Material provided:
"""

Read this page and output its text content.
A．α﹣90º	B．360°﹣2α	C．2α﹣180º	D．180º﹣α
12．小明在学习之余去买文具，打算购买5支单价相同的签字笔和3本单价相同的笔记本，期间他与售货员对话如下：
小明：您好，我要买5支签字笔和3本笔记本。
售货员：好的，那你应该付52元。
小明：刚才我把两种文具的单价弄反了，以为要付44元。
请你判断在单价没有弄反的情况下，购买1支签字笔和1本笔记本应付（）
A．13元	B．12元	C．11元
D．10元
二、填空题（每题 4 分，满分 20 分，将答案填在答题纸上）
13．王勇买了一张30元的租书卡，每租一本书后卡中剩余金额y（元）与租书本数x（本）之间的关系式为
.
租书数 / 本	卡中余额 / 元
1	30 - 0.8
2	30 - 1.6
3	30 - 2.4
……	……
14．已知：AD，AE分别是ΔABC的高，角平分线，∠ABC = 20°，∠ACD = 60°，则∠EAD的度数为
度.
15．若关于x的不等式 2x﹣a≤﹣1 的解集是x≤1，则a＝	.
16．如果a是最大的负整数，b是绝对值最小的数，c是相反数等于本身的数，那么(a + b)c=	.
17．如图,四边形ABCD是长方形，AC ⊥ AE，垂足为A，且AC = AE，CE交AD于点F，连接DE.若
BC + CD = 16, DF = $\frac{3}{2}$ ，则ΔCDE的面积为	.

"""

Problem to work on: Transcribe the material above word for word.

Output for this task:
Read this page and output its text content.
A．α﹣90º	B．360°﹣2α	C．2α﹣180º	D．180º﹣α
12．小明在学习之余去买文具，打算购买5支单价相同的签字笔和3本单价相同的笔记本，期间他与售货员对话如下：
小明：您好，我要买5支签字笔和3本笔记本。
售货员：好的，那你应该付52元。
小明：刚才我把两种文具的单价弄反了，以为要付44元。
请你判断在单价没有弄反的情况下，购买1支签字笔和1本笔记本应付（）
A．13元	B．12元	C．11元
D．10元
二、填空题（每题 4 分，满分 20 分，将答案填在答题纸上）
13．王勇买了一张30元的租书卡，每租一本书后卡中剩余金额y（元）与租书本数x（本）之间的关系式为
.
租书数 / 本	卡中余额 / 元
1	30 - 0.8
2	30 - 1.6
3	30 - 2.4
……	……
14．已知：AD，AE分别是ΔABC的高，角平分线，∠ABC = 20°，∠ACD = 60°，则∠EAD的度数为
度.
15．若关于x的不等式 2x﹣a≤﹣1 的解集是x≤1，则a＝	.
16．如果a是最大的负整数，b是绝对值最小的数，c是相反数等于本身的数，那么(a + b)c=	.
17．如图,四边形ABCD是长方形，AC ⊥ AE，垂足为A，且AC = AE，CE交AD于点F，连接DE.若
BC + CD = 16, DF = $\frac{3}{2}$ ，则ΔCDE的面积为	.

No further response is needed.